▸ Tasks to perform:
a: From the text headed "From Mettoy to Sieff" below, name every judge it mentions.
b: Write the next part of the text below about court rulings on pension trustees, picking up after its last sentence.

▸ Text to read:
┌────────

From Mettoy to Sieff

  1. Mettoy was not much considered by the court during the 1990s. It was cited but not referred to in the judgment of the Court of Appeal in Edge v Pensions Ombudsman [2000] Ch 602. That decision, on an appeal by the Pensions Ombudsman from the judgment of Sir Richard Scott V-C [1998] Ch 512, was largely concerned with the jurisdiction of the Pensions Ombudsman under Part X of the Pension Schemes Act 1993. The general tenor of the Court of Appeal’s judgment is that neither the Ombudsman nor the court has power to intervene in decisions made by trustees unless they have acted in breach of duty. That can be seen as putting down a marker that Lloyd LJ has since recognised.
  2. In Stannard v Fisons Pension Trusts Ltd [1991] Pen LR 225, in which Hastings-Bass but not Mettoy was cited, the Court of Appeal modified Buckley LJ’s formulation, without any full discussion of the point, by putting the test in terms of what the trustees might, rather than would, have done if fully informed. The facts were that trustees had taken a decision about transfer values on the basis of an out of date valuation of the pension fund. The Court of Appeal’s modification of the test seems questionable since the legal significance of the error must have depended on the scale of the change in market value rather than on the precise nature of the trustees’ hypothetical second thoughts.

└────────

▸ Extracted records:
┌────────

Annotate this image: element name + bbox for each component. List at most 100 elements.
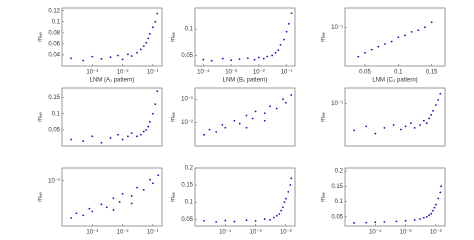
point [136, 186, 138, 189]
point [383, 126, 386, 129]
point [269, 218, 271, 221]
point [284, 197, 287, 200]
point [434, 203, 437, 206]
point [283, 201, 286, 204]
point [151, 112, 154, 115]
axes-frame [194, 7, 296, 67]
point [383, 221, 386, 223]
point [422, 216, 425, 219]
point [121, 193, 124, 195]
x-tick-label: 10⁻⁴ [219, 229, 232, 236]
point [253, 58, 256, 61]
point [404, 219, 407, 222]
point [147, 37, 150, 40]
point [142, 130, 145, 133]
point [142, 189, 145, 191]
axes-frame [344, 87, 446, 147]
point [130, 194, 133, 197]
point [432, 109, 434, 112]
point [410, 122, 412, 125]
x-tick-label: 10⁻³ [86, 230, 98, 236]
point [215, 131, 218, 133]
point [285, 30, 288, 33]
point [139, 48, 142, 51]
y-axis-label: mₑₑ [321, 32, 327, 42]
point [202, 58, 205, 61]
point [290, 177, 293, 180]
point [203, 219, 206, 222]
x-tick-label: 10⁻¹ [147, 70, 159, 76]
point [145, 128, 148, 131]
point [154, 20, 157, 23]
point [279, 44, 282, 46]
point [439, 92, 442, 95]
x-tick-label: 10⁻³ [225, 70, 237, 76]
point [121, 138, 124, 141]
point [147, 125, 150, 128]
point [91, 135, 94, 138]
x-tick-label: 10⁻⁴ [197, 69, 210, 76]
y-tick-label: 0.04 [48, 53, 60, 59]
point [437, 197, 440, 200]
x-axis-label: LNM (A₁ pattern) [90, 78, 135, 84]
point [275, 107, 278, 110]
point [130, 55, 133, 57]
point [100, 57, 103, 60]
y-tick-label: 10⁻² [181, 120, 193, 126]
point [433, 206, 436, 209]
point [254, 110, 257, 113]
point [88, 207, 91, 210]
point [142, 45, 145, 48]
axes-frame [61, 7, 163, 67]
point [233, 119, 236, 122]
point [430, 212, 433, 215]
point [395, 220, 398, 223]
y-axis-label: mₑₑ [171, 112, 177, 122]
point [70, 57, 73, 60]
point [390, 40, 393, 43]
point [127, 53, 129, 56]
y-tick-label: 0.05 [331, 214, 343, 220]
x-tick-label: 10⁻¹ [281, 70, 293, 76]
y-tick-label: 0.05 [181, 217, 193, 223]
point [275, 214, 278, 217]
x-tick-label: 10⁻² [280, 230, 292, 236]
y-tick-label: 0.05 [181, 53, 193, 59]
point [116, 133, 119, 136]
point [70, 138, 73, 141]
point [404, 125, 407, 128]
point [136, 51, 138, 54]
point [238, 58, 241, 61]
point [130, 202, 133, 205]
point [290, 94, 293, 96]
x-tick-label: 10⁻³ [400, 230, 412, 236]
x-tick-label: 10⁻³ [250, 230, 262, 236]
point [215, 221, 218, 223]
point [245, 114, 248, 117]
point [392, 124, 395, 126]
point [251, 117, 254, 120]
y-tick-label: 0.06 [48, 41, 60, 47]
x-tick-label: 10⁻⁴ [369, 229, 382, 236]
y-axis-label: mₑₑ [38, 32, 44, 42]
point [149, 33, 151, 35]
point [364, 51, 366, 54]
point [91, 55, 94, 58]
point [139, 133, 142, 136]
y-tick-label: 0.15 [48, 95, 60, 101]
axes-frame [194, 167, 296, 227]
point [419, 124, 421, 126]
point [210, 59, 213, 62]
axes-frame [194, 87, 296, 147]
x-tick-label: 0.15 [426, 70, 438, 76]
point [282, 206, 284, 209]
point [149, 178, 151, 181]
point [91, 210, 94, 213]
point [353, 129, 356, 132]
y-tick-label: 10⁻¹ [331, 25, 343, 31]
point [357, 55, 360, 58]
point [151, 182, 154, 185]
point [439, 191, 442, 194]
point [428, 117, 431, 120]
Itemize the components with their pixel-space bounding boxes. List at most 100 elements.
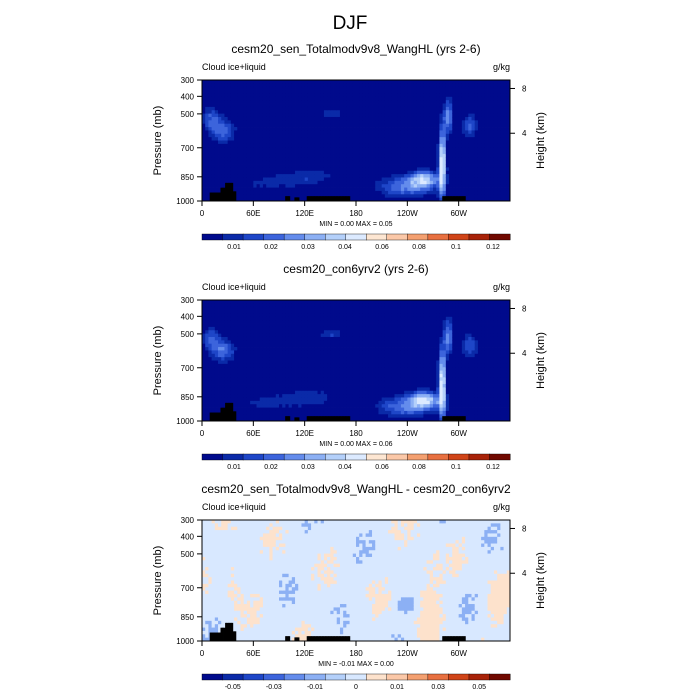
heatmap-cell xyxy=(288,110,293,115)
heatmap-cell xyxy=(262,123,267,128)
heatmap-cell xyxy=(250,153,254,158)
heatmap-cell xyxy=(420,100,424,104)
heatmap-cell xyxy=(413,164,418,168)
heatmap-cell xyxy=(349,147,354,151)
heatmap-cell xyxy=(330,103,334,108)
heatmap-cell xyxy=(317,177,322,182)
heatmap-cell xyxy=(481,150,485,155)
heatmap-cell xyxy=(346,150,350,155)
heatmap-cell xyxy=(372,80,376,84)
heatmap-cell xyxy=(205,113,209,118)
heatmap-cell xyxy=(214,177,219,182)
heatmap-cell xyxy=(317,390,322,395)
heatmap-cell xyxy=(404,180,408,185)
heatmap-cell xyxy=(323,93,328,98)
heatmap-cell xyxy=(298,380,302,385)
heatmap-cell xyxy=(445,137,450,141)
heatmap-cell xyxy=(243,187,248,192)
heatmap-cell xyxy=(445,130,450,135)
heatmap-cell xyxy=(375,96,379,101)
heatmap-cell xyxy=(436,93,440,98)
heatmap-cell xyxy=(291,313,296,318)
heatmap-cell xyxy=(291,130,296,135)
heatmap-cell xyxy=(487,167,492,172)
heatmap-cell xyxy=(487,116,492,121)
heatmap-cell xyxy=(291,197,296,202)
heatmap-cell xyxy=(208,313,213,318)
heatmap-cell xyxy=(368,177,373,182)
heatmap-cell xyxy=(407,113,411,118)
heatmap-cell xyxy=(423,184,427,188)
heatmap-cell xyxy=(246,143,251,148)
heatmap-cell xyxy=(346,153,350,158)
heatmap-cell xyxy=(250,120,254,125)
heatmap-cell xyxy=(291,360,296,365)
heatmap-cell xyxy=(291,100,296,104)
heatmap-cell xyxy=(410,150,415,155)
heatmap-cell xyxy=(346,100,350,104)
heatmap-cell xyxy=(221,113,225,118)
heatmap-cell xyxy=(474,164,479,168)
heatmap-cell xyxy=(481,153,485,158)
heatmap-cell xyxy=(272,397,277,402)
heatmap-cell xyxy=(384,170,389,175)
heatmap-cell xyxy=(272,336,277,341)
heatmap-cell xyxy=(381,137,386,141)
heatmap-cell xyxy=(426,137,431,141)
heatmap-cell xyxy=(407,164,411,168)
heatmap-cell xyxy=(205,373,209,378)
heatmap-cell xyxy=(218,127,222,131)
heatmap-cell xyxy=(455,153,460,158)
heatmap-cell xyxy=(468,113,472,118)
heatmap-cell xyxy=(218,340,222,345)
heatmap-cell xyxy=(343,143,347,148)
heatmap-cell xyxy=(416,187,421,192)
heatmap-cell xyxy=(359,83,363,88)
heatmap-cell xyxy=(320,353,325,358)
heatmap-cell xyxy=(343,190,347,195)
heatmap-cell xyxy=(481,194,485,199)
heatmap-cell xyxy=(266,177,270,182)
heatmap-cell xyxy=(436,143,440,148)
heatmap-cell xyxy=(262,326,267,331)
heatmap-cell xyxy=(468,137,472,141)
heatmap-cell xyxy=(234,143,238,148)
heatmap-cell xyxy=(259,373,264,378)
heatmap-cell xyxy=(214,390,219,395)
heatmap-cell xyxy=(205,347,209,351)
heatmap-cell xyxy=(269,404,273,408)
heatmap-cell xyxy=(449,127,453,131)
heatmap-cell xyxy=(234,147,238,151)
heatmap-cell xyxy=(439,170,444,175)
heatmap-cell xyxy=(279,177,283,182)
heatmap-cell xyxy=(336,130,341,135)
heatmap-cell xyxy=(311,106,315,111)
heatmap-cell xyxy=(279,316,283,321)
heatmap-cell xyxy=(282,414,286,419)
heatmap-cell xyxy=(295,330,299,335)
heatmap-cell xyxy=(423,153,427,158)
heatmap-cell xyxy=(323,397,328,402)
heatmap-cell xyxy=(205,180,209,185)
heatmap-cell xyxy=(404,147,408,151)
heatmap-cell xyxy=(288,313,293,318)
heatmap-cell xyxy=(282,150,286,155)
heatmap-cell xyxy=(234,86,238,91)
heatmap-cell xyxy=(214,363,219,368)
heatmap-cell xyxy=(285,177,290,182)
heatmap-cell xyxy=(301,143,306,148)
heatmap-cell xyxy=(407,190,411,195)
heatmap-cell xyxy=(256,157,261,162)
heatmap-cell xyxy=(307,300,312,304)
heatmap-cell xyxy=(202,300,206,304)
heatmap-cell xyxy=(288,86,293,91)
heatmap-cell xyxy=(416,93,421,98)
heatmap-cell xyxy=(259,353,264,358)
heatmap-cell xyxy=(282,313,286,318)
heatmap-cell xyxy=(224,153,229,158)
heatmap-cell xyxy=(317,164,322,168)
heatmap-cell xyxy=(381,90,386,94)
heatmap-cell xyxy=(493,103,498,108)
heatmap-cell xyxy=(503,170,508,175)
heatmap-cell xyxy=(423,90,427,94)
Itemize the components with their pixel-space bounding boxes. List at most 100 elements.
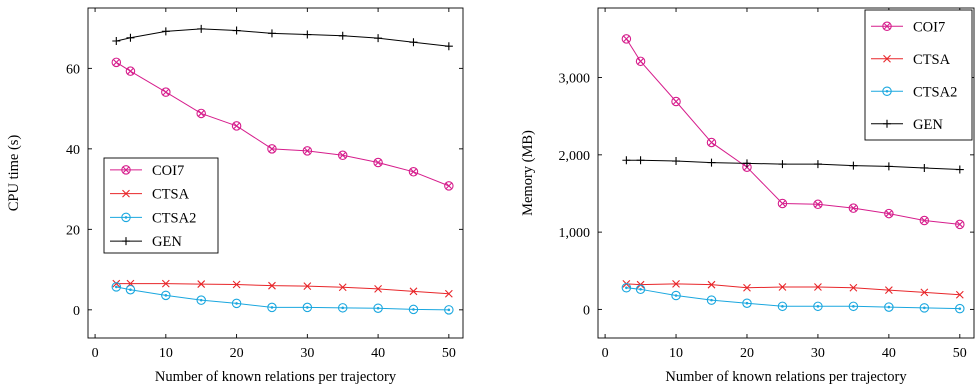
data-point bbox=[849, 161, 858, 170]
data-point bbox=[196, 108, 206, 119]
y-tick-label: 1,000 bbox=[559, 226, 591, 241]
data-point bbox=[622, 156, 631, 165]
data-point bbox=[409, 38, 418, 47]
data-point bbox=[884, 162, 893, 171]
data-point bbox=[111, 282, 122, 292]
legend-swatch-marker bbox=[882, 21, 892, 31]
x-tick-label: 20 bbox=[740, 346, 754, 361]
data-point bbox=[337, 150, 348, 161]
legend-swatch-marker bbox=[882, 86, 892, 97]
legend-swatch-marker bbox=[883, 119, 891, 128]
legend-label: CTSA2 bbox=[913, 84, 957, 100]
series-line bbox=[626, 283, 960, 296]
data-point bbox=[444, 42, 453, 51]
data-point bbox=[635, 56, 646, 67]
series-ctsa bbox=[112, 279, 453, 298]
data-point bbox=[672, 280, 680, 288]
data-point bbox=[707, 280, 716, 289]
legend: COI7 CTSA CTSA2 GEN bbox=[864, 9, 973, 141]
plot-area-frame bbox=[597, 7, 975, 339]
data-point bbox=[111, 57, 122, 68]
data-point bbox=[920, 288, 929, 297]
data-point bbox=[337, 303, 348, 313]
series-coi7 bbox=[111, 57, 454, 191]
data-point bbox=[338, 283, 347, 292]
y-tick-label: 3,000 bbox=[559, 72, 591, 87]
legend-label: GEN bbox=[913, 117, 943, 133]
data-point bbox=[706, 137, 717, 148]
y-axis-label: CPU time (s) bbox=[6, 135, 22, 212]
series-gen bbox=[112, 24, 453, 51]
y-tick-label: 60 bbox=[66, 62, 80, 77]
x-tick-label: 40 bbox=[371, 346, 385, 361]
data-point bbox=[161, 27, 170, 36]
data-point bbox=[707, 158, 716, 167]
data-point bbox=[125, 66, 136, 76]
data-point bbox=[231, 121, 242, 131]
x-tick-label: 40 bbox=[882, 346, 896, 361]
x-tick-label: 10 bbox=[669, 346, 683, 361]
legend-entry-ctsa2: CTSA2 bbox=[871, 84, 957, 100]
legend-label: COI7 bbox=[152, 163, 184, 179]
legend-swatch-marker bbox=[122, 237, 130, 246]
plot-area-frame bbox=[87, 7, 464, 339]
legend-entry-coi7: COI7 bbox=[110, 163, 184, 179]
data-point bbox=[112, 37, 121, 45]
data-point bbox=[884, 302, 894, 312]
y-tick-label: 20 bbox=[66, 223, 80, 238]
x-tick-label: 30 bbox=[811, 346, 825, 361]
data-point bbox=[232, 26, 241, 35]
data-point bbox=[919, 303, 930, 313]
data-point bbox=[374, 285, 382, 293]
data-point bbox=[920, 163, 929, 172]
data-point bbox=[112, 279, 121, 288]
data-point bbox=[197, 24, 206, 33]
x-tick-label: 50 bbox=[442, 346, 456, 361]
data-point bbox=[813, 199, 823, 210]
legend-label: GEN bbox=[152, 234, 182, 250]
x-tick-label: 30 bbox=[300, 346, 314, 361]
data-point bbox=[955, 165, 964, 174]
y-tick-label: 0 bbox=[73, 304, 80, 319]
memory-chart: 0 10 20 30 40 50 0 1,000 2,000 3,000 Number of kno… bbox=[520, 7, 975, 385]
data-point bbox=[884, 208, 894, 219]
data-point bbox=[267, 144, 277, 154]
data-point bbox=[196, 295, 206, 305]
data-point bbox=[444, 181, 454, 191]
data-point bbox=[955, 219, 965, 230]
data-point bbox=[742, 159, 751, 168]
data-point bbox=[814, 283, 822, 291]
data-point bbox=[778, 160, 787, 169]
y-tick-label: 2,000 bbox=[559, 149, 591, 164]
data-point bbox=[621, 34, 632, 44]
data-point bbox=[884, 286, 893, 294]
y-tick-label: 40 bbox=[66, 143, 80, 158]
legend-box bbox=[864, 9, 973, 141]
x-tick-label: 50 bbox=[953, 346, 967, 361]
data-point bbox=[955, 303, 965, 314]
data-point bbox=[777, 198, 788, 209]
data-point bbox=[778, 283, 787, 291]
data-point bbox=[408, 304, 419, 315]
data-point bbox=[303, 282, 312, 290]
legend-entry-ctsa2: CTSA2 bbox=[110, 210, 196, 226]
data-point bbox=[621, 283, 632, 293]
x-tick-label: 20 bbox=[230, 346, 244, 361]
data-point bbox=[161, 279, 170, 288]
legend-label: CTSA bbox=[152, 187, 190, 203]
data-point bbox=[302, 302, 313, 313]
x-tick-label: 10 bbox=[159, 346, 173, 361]
data-point bbox=[232, 280, 241, 289]
data-point bbox=[848, 203, 859, 213]
data-point bbox=[777, 301, 788, 312]
legend-entry-gen: GEN bbox=[871, 117, 943, 133]
data-point bbox=[919, 215, 930, 226]
legend-entry-coi7: COI7 bbox=[871, 19, 945, 35]
legend-label: COI7 bbox=[913, 19, 945, 35]
legend-label: CTSA2 bbox=[152, 210, 196, 226]
data-point bbox=[635, 284, 646, 295]
data-point bbox=[126, 33, 135, 42]
data-point bbox=[813, 301, 823, 312]
series-coi7 bbox=[621, 34, 965, 230]
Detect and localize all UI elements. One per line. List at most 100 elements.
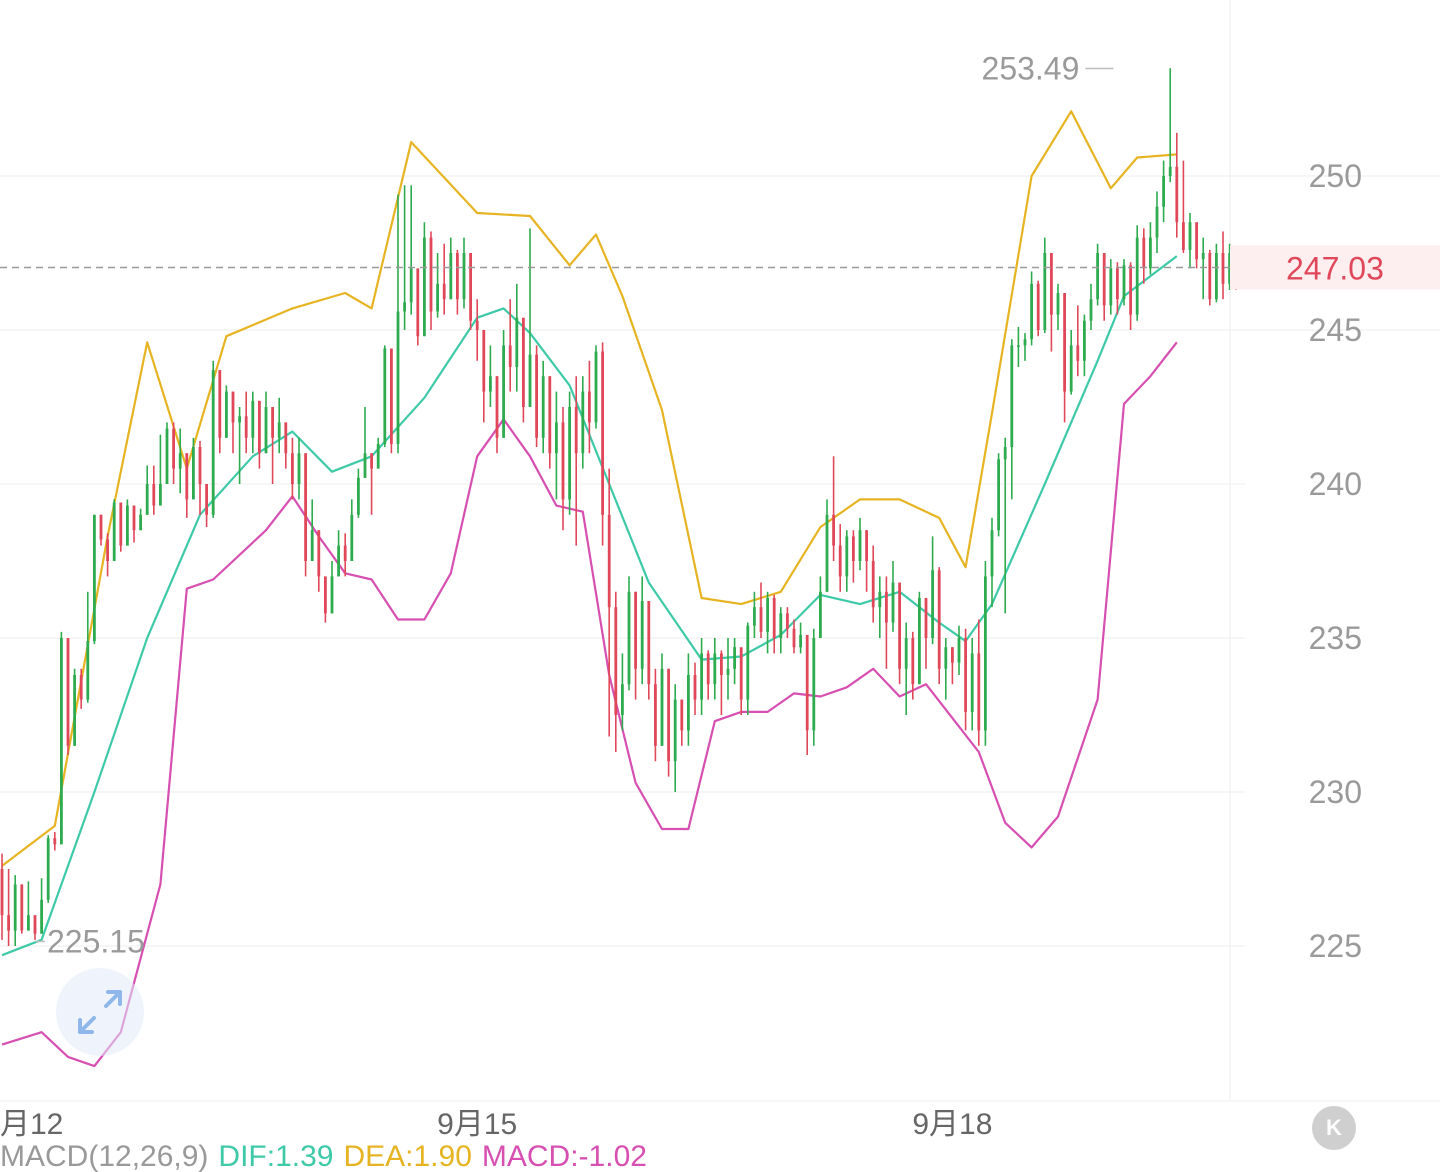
candle-body — [258, 400, 261, 454]
candle-body — [970, 653, 974, 712]
candle — [1017, 326, 1020, 367]
candle-body — [337, 545, 340, 577]
candle-body — [429, 237, 433, 312]
candle — [522, 317, 525, 423]
candle — [27, 881, 30, 931]
candle — [601, 342, 604, 546]
candle — [680, 699, 684, 746]
candle-body — [1109, 268, 1113, 306]
candle-body — [1135, 237, 1139, 315]
candle — [660, 653, 664, 746]
candle — [126, 499, 129, 546]
candle-body — [733, 647, 736, 669]
candle — [244, 391, 248, 454]
candle-body — [159, 484, 162, 506]
candle-body — [449, 253, 453, 300]
candle — [40, 878, 43, 934]
candle — [852, 530, 855, 583]
candle — [317, 530, 321, 592]
candle — [277, 397, 281, 454]
macd-legend-dea: DEA:1.90 — [343, 1142, 472, 1172]
candle-body — [687, 674, 690, 731]
candle-body — [1102, 253, 1106, 306]
candle-body — [238, 416, 241, 423]
candle-body — [502, 345, 505, 438]
candle — [594, 345, 598, 429]
candle — [858, 517, 862, 571]
candle — [297, 437, 301, 500]
candle — [79, 668, 83, 709]
candle-body — [673, 699, 677, 762]
candle — [693, 662, 697, 715]
candle-body — [1063, 293, 1066, 392]
candle — [139, 508, 142, 531]
candle — [700, 638, 703, 715]
candle — [1063, 293, 1066, 423]
candle — [515, 283, 519, 392]
candle-body — [482, 330, 486, 392]
candle — [508, 299, 512, 392]
price-tick-label: 250 — [1309, 158, 1362, 194]
candle — [423, 222, 426, 337]
candle — [132, 505, 136, 543]
candle-body — [350, 514, 354, 561]
candle — [330, 561, 334, 614]
candle-body — [832, 514, 835, 546]
candle — [1102, 253, 1106, 321]
candle — [1162, 160, 1165, 223]
candle-body — [997, 459, 1000, 531]
candle — [291, 437, 294, 500]
price-tick-label: 245 — [1309, 312, 1362, 348]
candle — [977, 619, 981, 746]
candle-body — [244, 416, 248, 438]
candle — [898, 582, 901, 685]
candle-body — [647, 601, 651, 685]
candle — [640, 576, 644, 685]
candle-body — [805, 634, 809, 731]
candle-body — [33, 915, 37, 934]
candle — [944, 638, 948, 700]
candle — [1175, 132, 1179, 238]
candle — [1155, 191, 1159, 253]
candle-body — [984, 576, 987, 731]
candle — [838, 524, 842, 592]
candle-body — [772, 597, 776, 638]
candle-body — [568, 407, 571, 500]
candle-body — [885, 591, 888, 623]
candle — [1182, 160, 1185, 253]
candle — [766, 591, 769, 654]
candle — [502, 330, 505, 438]
candle — [931, 536, 934, 645]
candle-body — [409, 268, 413, 303]
k-line-button[interactable]: K — [1312, 1106, 1356, 1150]
candle-body — [561, 422, 565, 500]
candle — [185, 453, 189, 518]
expand-chart-button[interactable] — [56, 968, 144, 1056]
candle — [891, 561, 895, 632]
candle — [687, 653, 690, 746]
candle-body — [1010, 345, 1014, 448]
candle-body — [1069, 345, 1073, 392]
candle — [1129, 262, 1132, 330]
candle-body — [667, 668, 670, 762]
candle-body — [251, 400, 255, 438]
candle-body — [528, 354, 532, 407]
candle-body — [1182, 222, 1185, 250]
candle-body — [192, 447, 195, 500]
candle-body — [106, 539, 109, 561]
candle — [376, 437, 380, 469]
candle — [726, 638, 730, 700]
candle-body — [383, 348, 387, 444]
candle — [258, 400, 261, 469]
candle-body — [60, 638, 63, 845]
candle — [165, 422, 169, 484]
candle — [363, 407, 367, 478]
candle-body — [951, 647, 954, 663]
candle-body — [46, 838, 50, 900]
macd-legend-title: MACD(12,26,9) — [0, 1142, 209, 1172]
candle — [159, 434, 162, 506]
candle — [489, 345, 492, 407]
candle-body — [152, 484, 156, 506]
candle-body — [878, 591, 882, 608]
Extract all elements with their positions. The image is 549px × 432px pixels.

└────────

▸ Outputs for the tasks:
a: Sir Richard Scott V-C, Lloyd LJ, Buckley LJ

b:
“But in considering the ambit of the rule it is necessary to bear in mind that it is only one of the protections afforded to beneficiaries in respect of the due administration of the trust by the trustees. It is also important to have in mind that equity does not afford a trustee or a beneficiary a free pass to rescind a decision which subsequently proves unpalatable or unfortunate and substitute another. Relief is only available if the necessary conditions for its grant are satisfied.”

He referred to the authorities already discussed and observed that he did not need to resolve the issue posed by Stannard , since (para 20) “clearly the trustee would not have appointed 60% of the trust fund if it had known of the settlor’s true wishes.” He then addressed four issues: (1) whether there had to be a fundamental mistake; (2) whether the rule applied if there was any relevant mistake or ignorance on the part of the trustee, regardless of how it arose (and in particular, regardless of any breach of duty on the part of the trustee); (3) following from the last point, whether the rule applied on the facts of the case before him; and (4) whether, if the rule applied, the appointment was void or voidable.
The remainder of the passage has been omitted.